* Problem *
Filter the records below down to lines containing "JSON".

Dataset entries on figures
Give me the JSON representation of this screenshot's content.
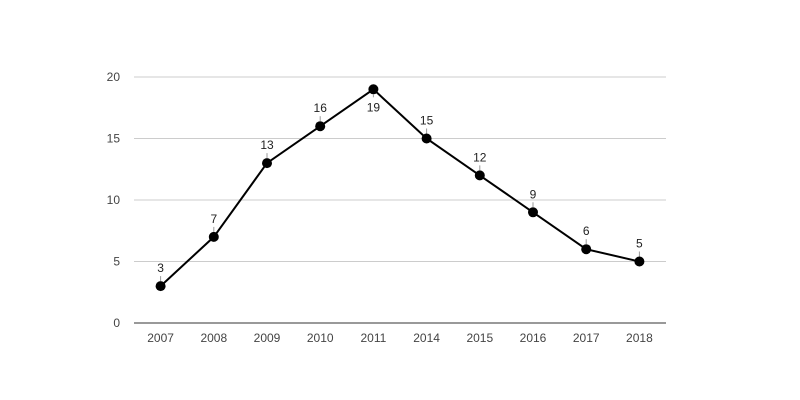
{
  "chart_data": {
    "type": "line",
    "title": "",
    "xlabel": "",
    "ylabel": "",
    "categories": [
      "2007",
      "2008",
      "2009",
      "2010",
      "2011",
      "2014",
      "2015",
      "2016",
      "2017",
      "2018"
    ],
    "series": [
      {
        "values": [
          3,
          7,
          13,
          16,
          19,
          15,
          12,
          9,
          6,
          5
        ]
      }
    ],
    "ylim": [
      0,
      20
    ],
    "yticks": [
      0,
      5,
      10,
      15,
      20
    ],
    "grid": true,
    "legend": "none",
    "line_color": "#000000",
    "data_labels": true
  }
}
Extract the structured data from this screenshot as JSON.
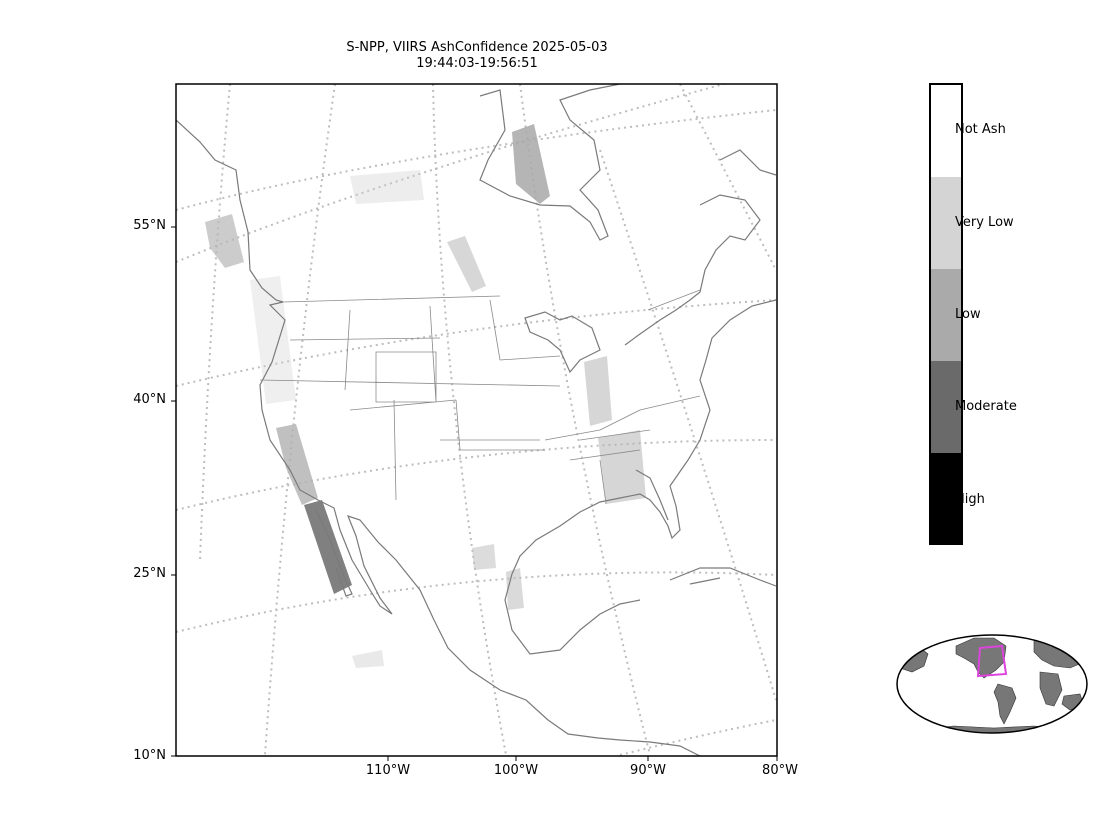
{
  "title": {
    "line1": "S-NPP, VIIRS AshConfidence 2025-05-03",
    "line2": "19:44:03-19:56:51"
  },
  "map": {
    "lat_labels": [
      "55°N",
      "40°N",
      "25°N",
      "10°N"
    ],
    "lon_labels": [
      "110°W",
      "100°W",
      "90°W",
      "80°W"
    ],
    "colors": {
      "coast": "#7a7a7a",
      "grid": "#bdbdbd",
      "ash_low": "#a8a8a8",
      "ash_moderate": "#6a6a6a"
    }
  },
  "colorbar": {
    "categories": [
      {
        "label": "Not Ash",
        "color": "#ffffff"
      },
      {
        "label": "Very Low",
        "color": "#d4d4d4"
      },
      {
        "label": "Low",
        "color": "#aaaaaa"
      },
      {
        "label": "Moderate",
        "color": "#6a6a6a"
      },
      {
        "label": "High",
        "color": "#000000"
      }
    ]
  },
  "inset": {
    "land_color": "#777777",
    "extent_color": "#dd44dd"
  }
}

* Output *
Give me the JSON representation of this screenshot's content.
Extract the structured data from this screenshot as JSON.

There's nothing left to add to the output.